■ REQUIREMENTS:
From the entries below, please gather each line containing the string "that".

(Items from a dataset)
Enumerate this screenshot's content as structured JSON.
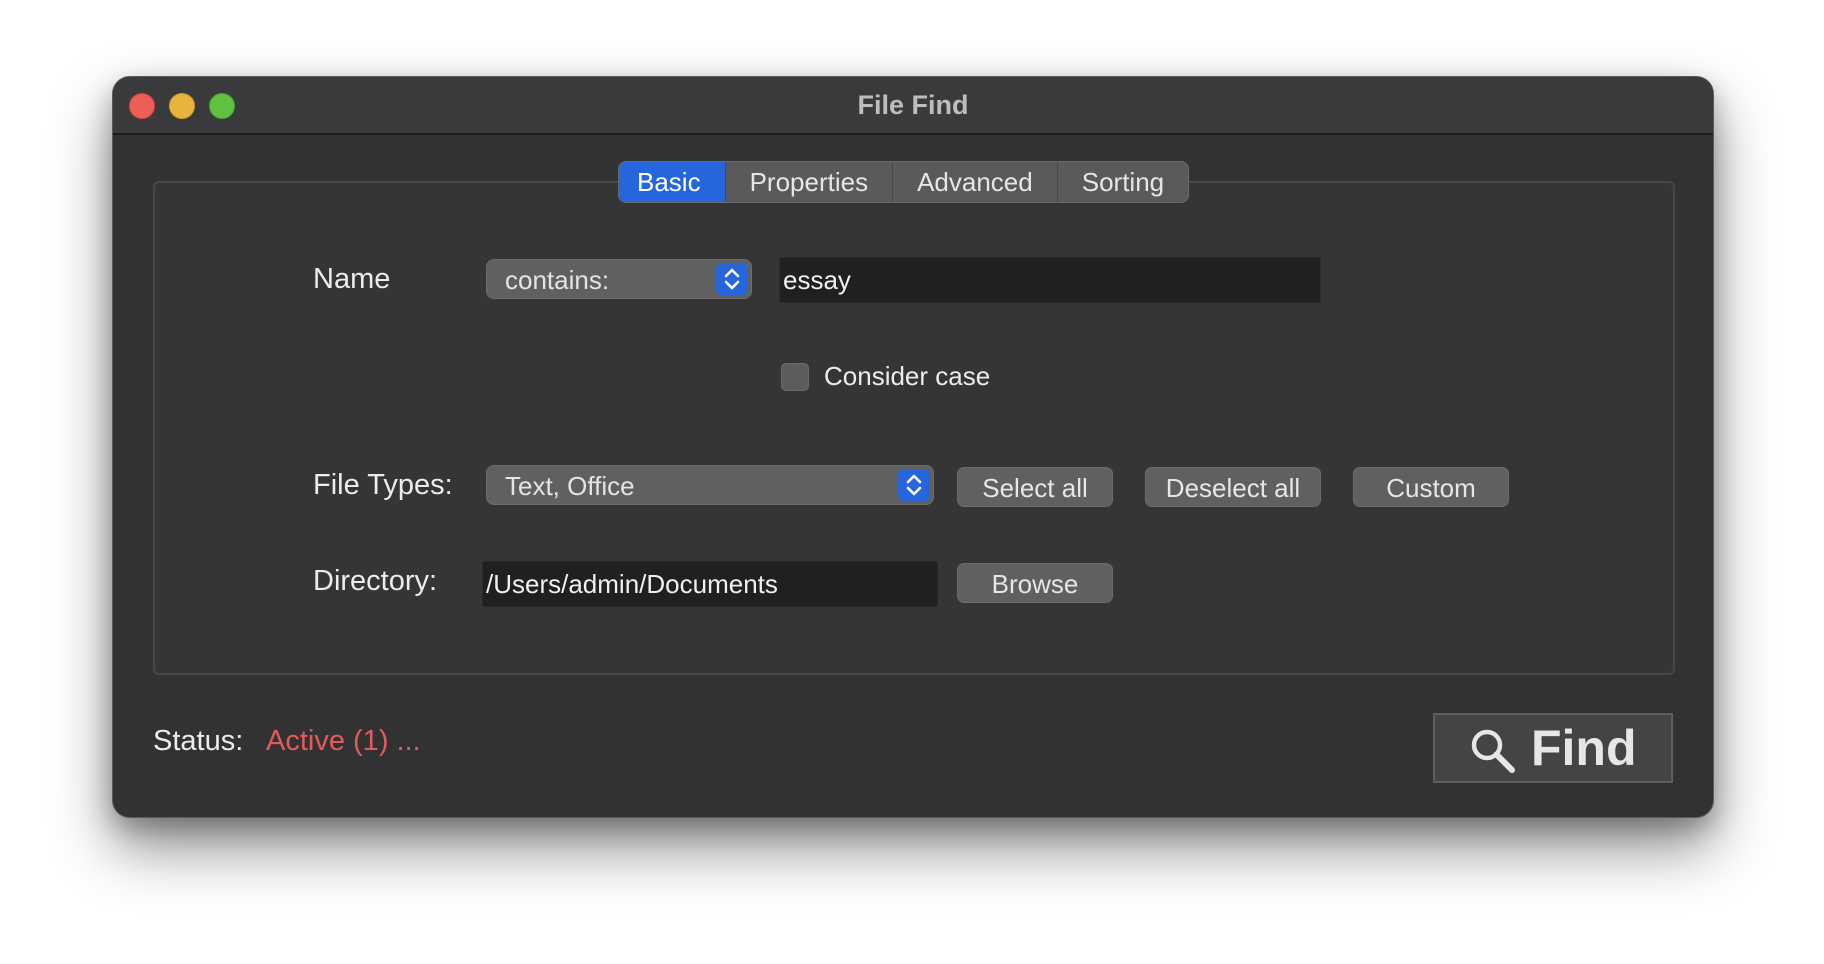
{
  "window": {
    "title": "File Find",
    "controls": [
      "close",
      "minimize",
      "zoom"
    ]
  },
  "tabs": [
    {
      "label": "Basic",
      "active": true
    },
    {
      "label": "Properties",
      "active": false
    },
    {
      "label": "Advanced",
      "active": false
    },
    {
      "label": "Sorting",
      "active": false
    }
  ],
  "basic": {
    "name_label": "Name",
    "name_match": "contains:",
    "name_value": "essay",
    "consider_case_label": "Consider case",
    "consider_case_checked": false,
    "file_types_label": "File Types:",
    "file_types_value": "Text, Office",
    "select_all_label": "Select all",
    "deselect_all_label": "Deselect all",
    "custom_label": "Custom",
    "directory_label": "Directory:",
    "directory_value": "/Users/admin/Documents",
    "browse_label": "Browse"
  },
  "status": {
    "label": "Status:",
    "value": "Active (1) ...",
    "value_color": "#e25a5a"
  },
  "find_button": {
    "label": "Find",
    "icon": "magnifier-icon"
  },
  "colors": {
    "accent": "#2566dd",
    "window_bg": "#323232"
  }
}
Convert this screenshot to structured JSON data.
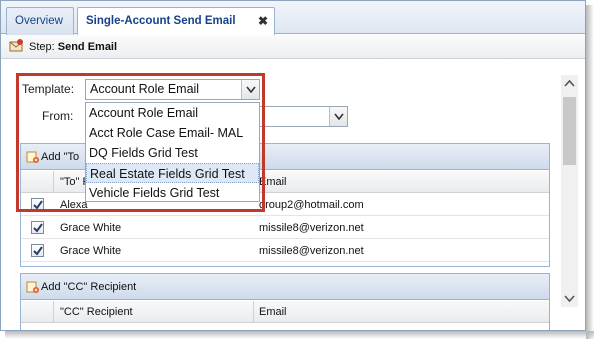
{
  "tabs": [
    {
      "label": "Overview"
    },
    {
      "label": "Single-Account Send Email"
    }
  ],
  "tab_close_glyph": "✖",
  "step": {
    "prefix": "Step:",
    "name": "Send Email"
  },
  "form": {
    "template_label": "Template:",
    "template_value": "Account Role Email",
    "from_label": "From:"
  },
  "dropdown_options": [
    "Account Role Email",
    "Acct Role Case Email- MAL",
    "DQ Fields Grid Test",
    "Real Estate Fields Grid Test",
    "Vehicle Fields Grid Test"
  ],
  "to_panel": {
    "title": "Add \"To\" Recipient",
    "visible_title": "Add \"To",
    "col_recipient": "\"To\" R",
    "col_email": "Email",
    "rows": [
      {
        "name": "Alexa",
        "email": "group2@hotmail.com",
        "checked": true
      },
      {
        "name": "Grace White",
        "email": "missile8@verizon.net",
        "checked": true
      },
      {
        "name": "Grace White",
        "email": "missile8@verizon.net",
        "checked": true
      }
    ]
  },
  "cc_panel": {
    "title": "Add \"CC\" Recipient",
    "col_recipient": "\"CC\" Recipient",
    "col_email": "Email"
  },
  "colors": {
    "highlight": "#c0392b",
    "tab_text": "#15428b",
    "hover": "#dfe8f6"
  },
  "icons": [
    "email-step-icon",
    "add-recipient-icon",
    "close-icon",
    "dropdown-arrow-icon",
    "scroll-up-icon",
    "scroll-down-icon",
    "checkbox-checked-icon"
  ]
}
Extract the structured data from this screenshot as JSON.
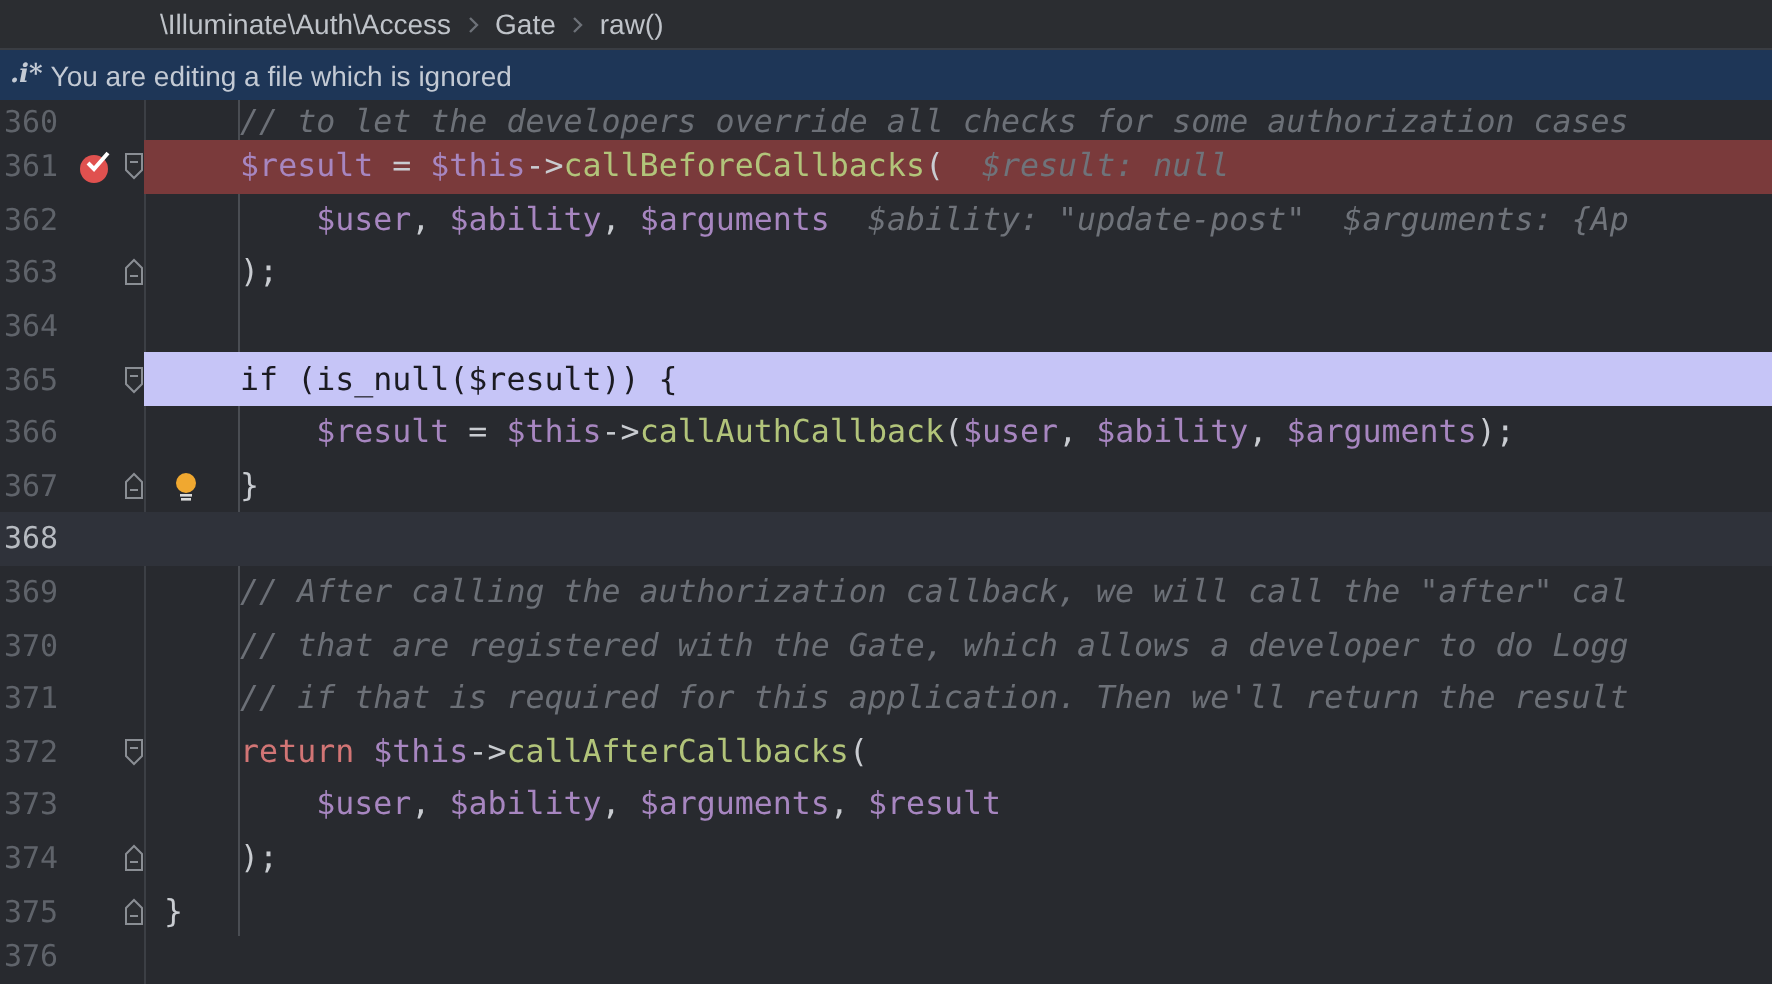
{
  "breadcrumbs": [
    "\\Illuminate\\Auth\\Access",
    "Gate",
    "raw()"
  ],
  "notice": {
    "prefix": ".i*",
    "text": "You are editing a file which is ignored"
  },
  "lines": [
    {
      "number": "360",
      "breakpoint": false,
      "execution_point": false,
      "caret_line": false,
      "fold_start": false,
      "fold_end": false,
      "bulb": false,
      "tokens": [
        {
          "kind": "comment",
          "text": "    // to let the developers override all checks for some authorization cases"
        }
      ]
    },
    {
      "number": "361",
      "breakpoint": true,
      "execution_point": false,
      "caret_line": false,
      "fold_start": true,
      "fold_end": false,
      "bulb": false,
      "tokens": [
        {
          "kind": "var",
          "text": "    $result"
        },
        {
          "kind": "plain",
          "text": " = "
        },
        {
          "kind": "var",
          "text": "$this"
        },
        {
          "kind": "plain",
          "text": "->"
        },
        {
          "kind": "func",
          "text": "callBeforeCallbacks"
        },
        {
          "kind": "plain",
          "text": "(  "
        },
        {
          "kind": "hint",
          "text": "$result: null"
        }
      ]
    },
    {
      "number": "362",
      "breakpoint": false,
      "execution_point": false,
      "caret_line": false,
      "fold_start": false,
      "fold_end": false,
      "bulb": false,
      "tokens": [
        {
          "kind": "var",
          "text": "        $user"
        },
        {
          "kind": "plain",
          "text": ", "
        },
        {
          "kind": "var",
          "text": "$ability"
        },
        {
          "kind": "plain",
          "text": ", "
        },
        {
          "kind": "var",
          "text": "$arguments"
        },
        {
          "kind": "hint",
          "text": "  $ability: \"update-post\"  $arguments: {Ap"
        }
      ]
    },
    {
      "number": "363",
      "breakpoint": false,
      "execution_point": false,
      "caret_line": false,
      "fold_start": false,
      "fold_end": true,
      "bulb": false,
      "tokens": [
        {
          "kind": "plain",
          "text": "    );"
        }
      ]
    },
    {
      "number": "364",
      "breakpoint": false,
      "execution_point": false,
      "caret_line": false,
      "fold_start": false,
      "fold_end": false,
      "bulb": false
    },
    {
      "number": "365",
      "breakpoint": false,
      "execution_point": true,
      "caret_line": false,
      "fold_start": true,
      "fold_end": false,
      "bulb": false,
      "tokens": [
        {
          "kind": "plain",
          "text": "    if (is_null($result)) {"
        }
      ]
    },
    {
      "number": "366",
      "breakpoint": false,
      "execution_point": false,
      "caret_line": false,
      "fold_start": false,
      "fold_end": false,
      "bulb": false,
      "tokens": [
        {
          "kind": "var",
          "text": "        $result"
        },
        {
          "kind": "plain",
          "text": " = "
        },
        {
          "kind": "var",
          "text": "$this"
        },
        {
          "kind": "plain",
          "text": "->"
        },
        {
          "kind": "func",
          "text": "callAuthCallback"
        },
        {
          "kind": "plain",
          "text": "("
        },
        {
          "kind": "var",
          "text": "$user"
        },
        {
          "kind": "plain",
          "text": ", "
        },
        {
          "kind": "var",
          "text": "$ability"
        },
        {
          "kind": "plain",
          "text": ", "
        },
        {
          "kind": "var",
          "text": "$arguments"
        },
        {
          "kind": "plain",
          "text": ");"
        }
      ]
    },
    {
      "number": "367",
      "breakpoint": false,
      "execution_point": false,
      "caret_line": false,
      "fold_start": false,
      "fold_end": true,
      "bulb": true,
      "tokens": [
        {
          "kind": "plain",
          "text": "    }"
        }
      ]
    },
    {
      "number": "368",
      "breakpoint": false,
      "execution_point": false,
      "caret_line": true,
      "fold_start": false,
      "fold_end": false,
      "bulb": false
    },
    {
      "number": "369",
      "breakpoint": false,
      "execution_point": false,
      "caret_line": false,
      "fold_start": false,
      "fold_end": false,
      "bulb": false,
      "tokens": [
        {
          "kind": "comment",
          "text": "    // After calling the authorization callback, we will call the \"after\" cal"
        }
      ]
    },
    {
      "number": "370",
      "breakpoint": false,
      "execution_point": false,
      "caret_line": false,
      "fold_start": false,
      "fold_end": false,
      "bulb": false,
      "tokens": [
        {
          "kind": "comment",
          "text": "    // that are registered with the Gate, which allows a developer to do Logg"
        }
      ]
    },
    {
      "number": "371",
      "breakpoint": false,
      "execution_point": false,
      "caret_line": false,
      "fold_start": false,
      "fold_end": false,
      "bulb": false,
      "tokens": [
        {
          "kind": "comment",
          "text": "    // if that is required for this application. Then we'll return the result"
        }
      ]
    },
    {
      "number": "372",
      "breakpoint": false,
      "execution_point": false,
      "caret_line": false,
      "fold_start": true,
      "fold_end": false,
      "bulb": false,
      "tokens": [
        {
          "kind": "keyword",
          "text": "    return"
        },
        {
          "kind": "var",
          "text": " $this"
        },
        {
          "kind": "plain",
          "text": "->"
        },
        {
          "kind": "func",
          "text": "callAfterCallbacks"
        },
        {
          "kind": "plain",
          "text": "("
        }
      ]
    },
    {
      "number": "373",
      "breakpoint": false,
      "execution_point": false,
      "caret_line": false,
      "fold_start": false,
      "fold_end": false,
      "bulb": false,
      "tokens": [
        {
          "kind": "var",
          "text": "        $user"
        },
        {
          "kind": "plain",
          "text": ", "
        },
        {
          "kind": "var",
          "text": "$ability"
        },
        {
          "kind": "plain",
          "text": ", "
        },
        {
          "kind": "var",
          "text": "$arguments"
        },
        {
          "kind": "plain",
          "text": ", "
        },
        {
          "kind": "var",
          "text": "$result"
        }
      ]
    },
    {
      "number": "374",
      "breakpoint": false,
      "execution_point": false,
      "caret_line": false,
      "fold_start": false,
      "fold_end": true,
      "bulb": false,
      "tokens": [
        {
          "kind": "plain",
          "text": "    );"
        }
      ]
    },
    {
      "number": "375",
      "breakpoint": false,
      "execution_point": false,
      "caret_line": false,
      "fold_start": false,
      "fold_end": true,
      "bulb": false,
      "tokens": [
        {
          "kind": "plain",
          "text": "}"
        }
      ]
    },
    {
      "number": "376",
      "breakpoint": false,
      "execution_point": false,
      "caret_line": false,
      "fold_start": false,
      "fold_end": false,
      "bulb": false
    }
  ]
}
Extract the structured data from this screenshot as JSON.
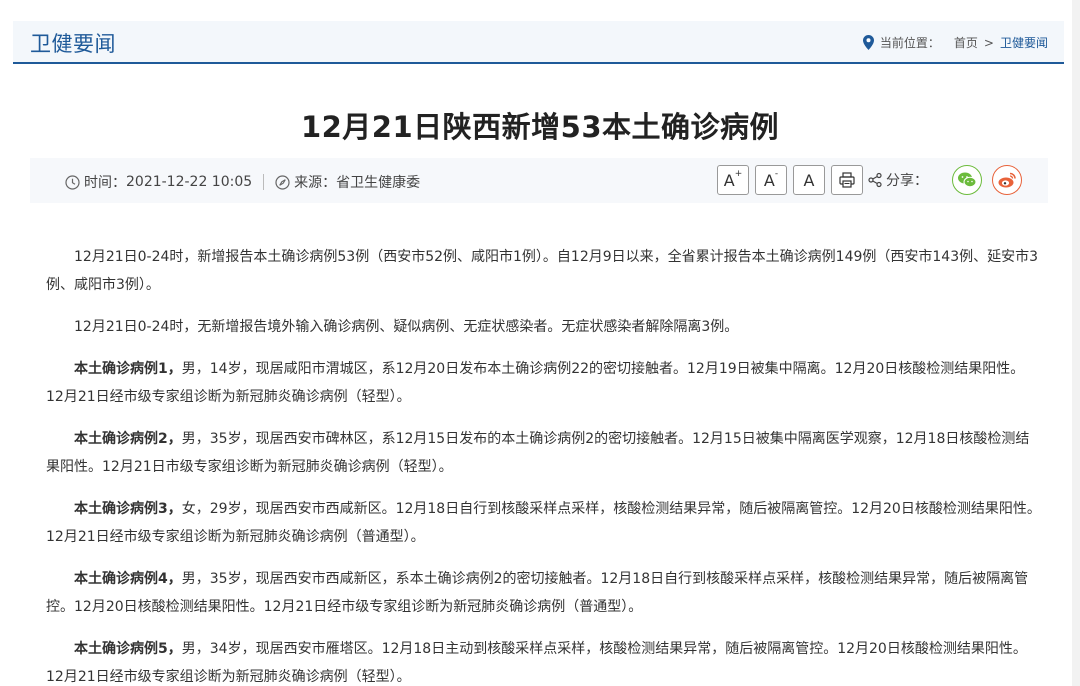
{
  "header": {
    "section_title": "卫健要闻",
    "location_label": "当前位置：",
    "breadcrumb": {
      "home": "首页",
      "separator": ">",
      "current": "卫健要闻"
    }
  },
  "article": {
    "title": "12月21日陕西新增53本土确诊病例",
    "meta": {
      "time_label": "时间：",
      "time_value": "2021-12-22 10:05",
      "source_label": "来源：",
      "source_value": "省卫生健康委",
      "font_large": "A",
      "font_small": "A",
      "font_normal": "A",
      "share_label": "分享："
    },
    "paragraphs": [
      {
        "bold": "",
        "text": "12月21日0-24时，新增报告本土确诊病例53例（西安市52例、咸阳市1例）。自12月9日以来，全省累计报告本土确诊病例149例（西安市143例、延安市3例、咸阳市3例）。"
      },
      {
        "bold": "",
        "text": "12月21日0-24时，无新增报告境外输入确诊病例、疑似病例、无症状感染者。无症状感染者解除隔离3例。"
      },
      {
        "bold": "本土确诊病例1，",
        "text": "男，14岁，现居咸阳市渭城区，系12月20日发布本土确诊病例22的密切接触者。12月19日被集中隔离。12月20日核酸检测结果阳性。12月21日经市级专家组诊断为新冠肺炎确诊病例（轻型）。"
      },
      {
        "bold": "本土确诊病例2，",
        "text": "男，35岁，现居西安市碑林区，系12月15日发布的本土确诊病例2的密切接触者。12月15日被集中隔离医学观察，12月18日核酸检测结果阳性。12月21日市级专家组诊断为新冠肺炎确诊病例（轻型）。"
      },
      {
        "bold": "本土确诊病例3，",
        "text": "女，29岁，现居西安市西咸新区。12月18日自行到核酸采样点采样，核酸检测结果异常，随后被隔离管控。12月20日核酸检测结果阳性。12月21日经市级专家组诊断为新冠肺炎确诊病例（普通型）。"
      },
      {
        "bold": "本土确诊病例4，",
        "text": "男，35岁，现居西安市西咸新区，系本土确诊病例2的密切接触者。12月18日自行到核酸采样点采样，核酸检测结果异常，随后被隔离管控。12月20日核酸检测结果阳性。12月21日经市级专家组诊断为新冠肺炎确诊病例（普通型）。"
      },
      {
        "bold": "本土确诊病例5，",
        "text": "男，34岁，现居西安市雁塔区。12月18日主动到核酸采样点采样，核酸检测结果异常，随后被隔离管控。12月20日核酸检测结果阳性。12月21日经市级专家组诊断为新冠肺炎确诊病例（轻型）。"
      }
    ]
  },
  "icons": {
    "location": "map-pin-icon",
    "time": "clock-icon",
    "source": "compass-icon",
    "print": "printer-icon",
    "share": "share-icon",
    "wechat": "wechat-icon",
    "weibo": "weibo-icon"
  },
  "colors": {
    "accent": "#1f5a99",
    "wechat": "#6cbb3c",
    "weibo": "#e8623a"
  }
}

■ TASK RESPONSE:
          "text": "    // that are registered with the Gate, which allows a developer to do Logg"
          "text": "    // if that is required for this application. Then we'll return the result"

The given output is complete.